> _Task prompt_
Lines that hold the string "Westmalle" are to be counted; give only their number.
"""
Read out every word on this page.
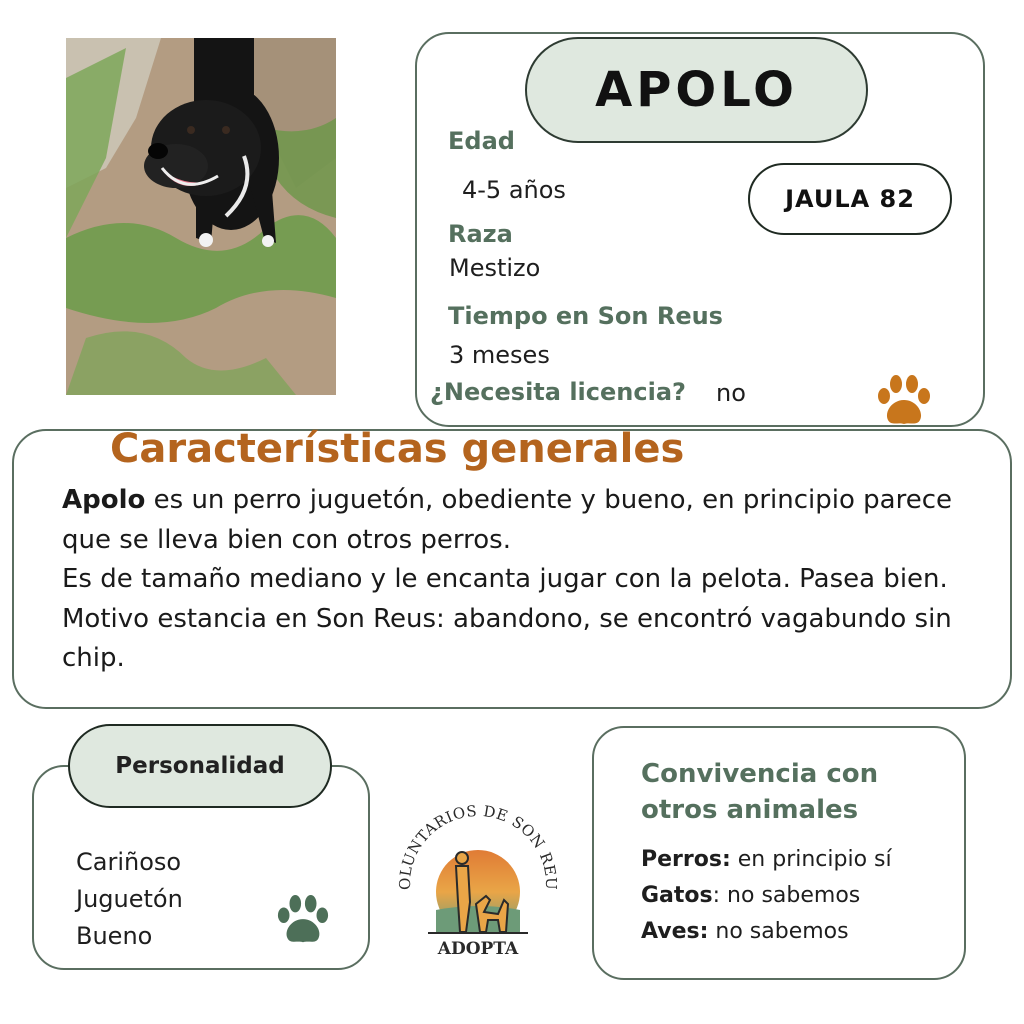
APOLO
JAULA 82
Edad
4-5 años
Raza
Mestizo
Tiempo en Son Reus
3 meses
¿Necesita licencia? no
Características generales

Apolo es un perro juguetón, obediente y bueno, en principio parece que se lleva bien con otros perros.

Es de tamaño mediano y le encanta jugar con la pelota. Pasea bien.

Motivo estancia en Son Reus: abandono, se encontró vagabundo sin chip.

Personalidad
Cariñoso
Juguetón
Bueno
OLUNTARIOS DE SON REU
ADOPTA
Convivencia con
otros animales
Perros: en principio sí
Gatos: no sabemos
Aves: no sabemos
"""
"""
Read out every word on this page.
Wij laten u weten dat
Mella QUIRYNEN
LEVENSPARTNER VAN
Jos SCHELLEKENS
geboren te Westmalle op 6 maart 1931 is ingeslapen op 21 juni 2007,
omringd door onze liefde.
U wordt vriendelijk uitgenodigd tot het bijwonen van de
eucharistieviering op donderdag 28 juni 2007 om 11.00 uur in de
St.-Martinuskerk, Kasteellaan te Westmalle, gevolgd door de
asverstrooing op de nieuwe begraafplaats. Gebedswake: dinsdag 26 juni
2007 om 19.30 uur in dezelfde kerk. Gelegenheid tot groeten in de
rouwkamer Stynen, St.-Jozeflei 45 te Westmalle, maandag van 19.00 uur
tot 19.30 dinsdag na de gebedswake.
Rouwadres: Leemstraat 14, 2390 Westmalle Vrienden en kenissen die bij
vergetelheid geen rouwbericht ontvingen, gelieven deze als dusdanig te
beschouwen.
"""
> _Completed exercise_
4